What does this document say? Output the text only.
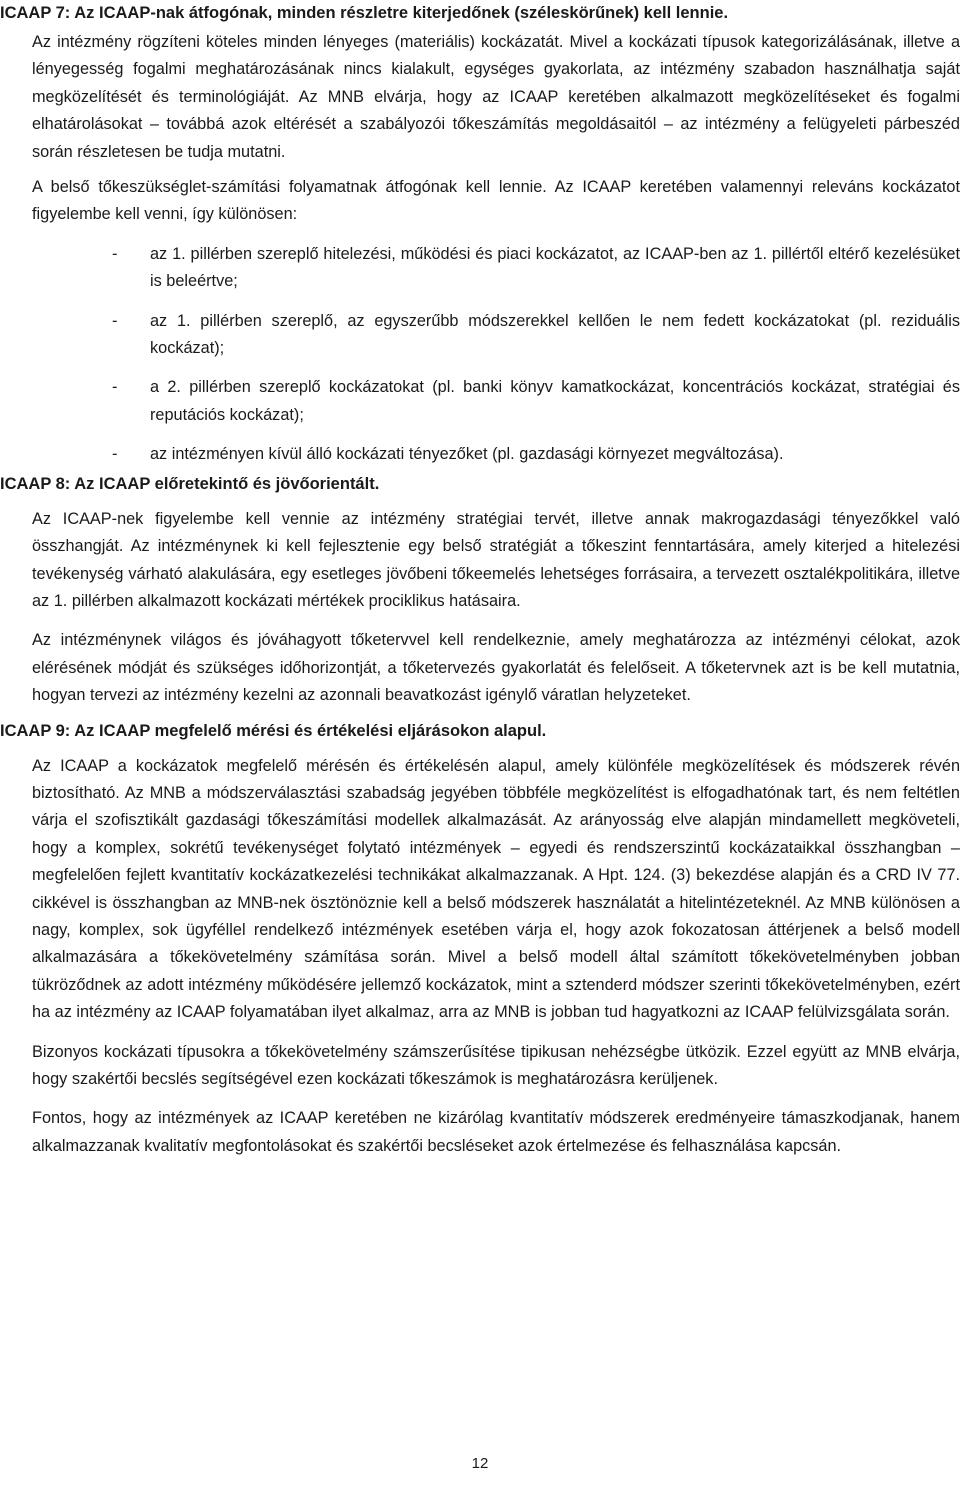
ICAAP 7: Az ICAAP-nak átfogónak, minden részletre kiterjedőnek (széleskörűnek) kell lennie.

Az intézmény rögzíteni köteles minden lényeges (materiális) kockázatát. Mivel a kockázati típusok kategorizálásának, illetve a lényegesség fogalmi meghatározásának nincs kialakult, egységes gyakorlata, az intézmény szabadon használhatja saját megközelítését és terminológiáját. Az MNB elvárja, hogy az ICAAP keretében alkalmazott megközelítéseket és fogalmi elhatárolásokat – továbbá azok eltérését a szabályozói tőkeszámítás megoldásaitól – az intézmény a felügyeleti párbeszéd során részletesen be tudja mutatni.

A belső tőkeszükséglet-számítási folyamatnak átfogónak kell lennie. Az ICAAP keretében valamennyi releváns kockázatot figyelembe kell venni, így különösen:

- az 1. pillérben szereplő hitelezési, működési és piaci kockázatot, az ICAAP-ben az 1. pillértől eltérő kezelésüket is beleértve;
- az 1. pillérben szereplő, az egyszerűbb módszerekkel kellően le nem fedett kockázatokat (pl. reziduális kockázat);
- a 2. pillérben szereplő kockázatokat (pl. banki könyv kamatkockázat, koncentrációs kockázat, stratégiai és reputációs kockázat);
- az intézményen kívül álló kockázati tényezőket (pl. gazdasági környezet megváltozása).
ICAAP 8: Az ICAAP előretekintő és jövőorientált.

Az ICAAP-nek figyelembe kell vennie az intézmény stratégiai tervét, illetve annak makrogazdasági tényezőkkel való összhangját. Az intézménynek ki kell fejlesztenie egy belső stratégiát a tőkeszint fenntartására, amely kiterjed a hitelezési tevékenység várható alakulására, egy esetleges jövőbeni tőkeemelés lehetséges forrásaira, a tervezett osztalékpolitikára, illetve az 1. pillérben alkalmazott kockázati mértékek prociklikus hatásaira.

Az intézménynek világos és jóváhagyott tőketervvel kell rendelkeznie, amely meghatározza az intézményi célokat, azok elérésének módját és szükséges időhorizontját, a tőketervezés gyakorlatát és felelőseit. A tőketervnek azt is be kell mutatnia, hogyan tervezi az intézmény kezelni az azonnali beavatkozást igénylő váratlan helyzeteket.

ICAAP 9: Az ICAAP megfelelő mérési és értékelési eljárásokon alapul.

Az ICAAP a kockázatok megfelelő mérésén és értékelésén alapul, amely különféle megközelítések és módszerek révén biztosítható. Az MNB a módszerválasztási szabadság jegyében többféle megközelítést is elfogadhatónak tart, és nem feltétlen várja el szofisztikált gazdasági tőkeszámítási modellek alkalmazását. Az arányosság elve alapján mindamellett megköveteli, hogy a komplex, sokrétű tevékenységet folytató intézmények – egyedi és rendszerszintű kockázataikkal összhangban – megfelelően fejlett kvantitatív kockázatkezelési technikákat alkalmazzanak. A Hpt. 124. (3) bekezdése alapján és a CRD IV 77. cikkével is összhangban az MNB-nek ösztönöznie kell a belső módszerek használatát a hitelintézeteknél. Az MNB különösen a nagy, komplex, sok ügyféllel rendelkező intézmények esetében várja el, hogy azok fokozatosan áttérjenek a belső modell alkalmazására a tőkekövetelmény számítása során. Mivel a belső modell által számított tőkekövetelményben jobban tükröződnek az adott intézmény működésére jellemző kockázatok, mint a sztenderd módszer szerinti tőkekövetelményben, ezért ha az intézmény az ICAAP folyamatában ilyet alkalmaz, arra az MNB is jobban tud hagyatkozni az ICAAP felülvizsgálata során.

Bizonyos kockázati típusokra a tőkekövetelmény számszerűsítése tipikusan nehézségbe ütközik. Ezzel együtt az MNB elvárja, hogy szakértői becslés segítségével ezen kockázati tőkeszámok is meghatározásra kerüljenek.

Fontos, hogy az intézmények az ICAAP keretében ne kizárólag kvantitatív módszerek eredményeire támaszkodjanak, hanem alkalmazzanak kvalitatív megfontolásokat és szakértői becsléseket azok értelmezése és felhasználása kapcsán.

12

════════

_Exercise prompt_.
Copy the records above exactly, omitting every picture.

_Solution below_.
What does this document say? Output the text only.
ICAAP 7: Az ICAAP-nak átfogónak, minden részletre kiterjedőnek (széleskörűnek) kell lennie.

Az intézmény rögzíteni köteles minden lényeges (materiális) kockázatát. Mivel a kockázati típusok kategorizálásának, illetve a lényegesség fogalmi meghatározásának nincs kialakult, egységes gyakorlata, az intézmény szabadon használhatja saját megközelítését és terminológiáját. Az MNB elvárja, hogy az ICAAP keretében alkalmazott megközelítéseket és fogalmi elhatárolásokat – továbbá azok eltérését a szabályozói tőkeszámítás megoldásaitól – az intézmény a felügyeleti párbeszéd során részletesen be tudja mutatni.

A belső tőkeszükséglet-számítási folyamatnak átfogónak kell lennie. Az ICAAP keretében valamennyi releváns kockázatot figyelembe kell venni, így különösen:

- az 1. pillérben szereplő hitelezési, működési és piaci kockázatot, az ICAAP-ben az 1. pillértől eltérő kezelésüket is beleértve;
- az 1. pillérben szereplő, az egyszerűbb módszerekkel kellően le nem fedett kockázatokat (pl. reziduális kockázat);
- a 2. pillérben szereplő kockázatokat (pl. banki könyv kamatkockázat, koncentrációs kockázat, stratégiai és reputációs kockázat);
- az intézményen kívül álló kockázati tényezőket (pl. gazdasági környezet megváltozása).
ICAAP 8: Az ICAAP előretekintő és jövőorientált.

Az ICAAP-nek figyelembe kell vennie az intézmény stratégiai tervét, illetve annak makrogazdasági tényezőkkel való összhangját. Az intézménynek ki kell fejlesztenie egy belső stratégiát a tőkeszint fenntartására, amely kiterjed a hitelezési tevékenység várható alakulására, egy esetleges jövőbeni tőkeemelés lehetséges forrásaira, a tervezett osztalékpolitikára, illetve az 1. pillérben alkalmazott kockázati mértékek prociklikus hatásaira.

Az intézménynek világos és jóváhagyott tőketervvel kell rendelkeznie, amely meghatározza az intézményi célokat, azok elérésének módját és szükséges időhorizontját, a tőketervezés gyakorlatát és felelőseit. A tőketervnek azt is be kell mutatnia, hogyan tervezi az intézmény kezelni az azonnali beavatkozást igénylő váratlan helyzeteket.

ICAAP 9: Az ICAAP megfelelő mérési és értékelési eljárásokon alapul.

Az ICAAP a kockázatok megfelelő mérésén és értékelésén alapul, amely különféle megközelítések és módszerek révén biztosítható. Az MNB a módszerválasztási szabadság jegyében többféle megközelítést is elfogadhatónak tart, és nem feltétlen várja el szofisztikált gazdasági tőkeszámítási modellek alkalmazását. Az arányosság elve alapján mindamellett megköveteli, hogy a komplex, sokrétű tevékenységet folytató intézmények – egyedi és rendszerszintű kockázataikkal összhangban – megfelelően fejlett kvantitatív kockázatkezelési technikákat alkalmazzanak. A Hpt. 124. (3) bekezdése alapján és a CRD IV 77. cikkével is összhangban az MNB-nek ösztönöznie kell a belső módszerek használatát a hitelintézeteknél. Az MNB különösen a nagy, komplex, sok ügyféllel rendelkező intézmények esetében várja el, hogy azok fokozatosan áttérjenek a belső modell alkalmazására a tőkekövetelmény számítása során. Mivel a belső modell által számított tőkekövetelményben jobban tükröződnek az adott intézmény működésére jellemző kockázatok, mint a sztenderd módszer szerinti tőkekövetelményben, ezért ha az intézmény az ICAAP folyamatában ilyet alkalmaz, arra az MNB is jobban tud hagyatkozni az ICAAP felülvizsgálata során.

Bizonyos kockázati típusokra a tőkekövetelmény számszerűsítése tipikusan nehézségbe ütközik. Ezzel együtt az MNB elvárja, hogy szakértői becslés segítségével ezen kockázati tőkeszámok is meghatározásra kerüljenek.

Fontos, hogy az intézmények az ICAAP keretében ne kizárólag kvantitatív módszerek eredményeire támaszkodjanak, hanem alkalmazzanak kvalitatív megfontolásokat és szakértői becsléseket azok értelmezése és felhasználása kapcsán.

12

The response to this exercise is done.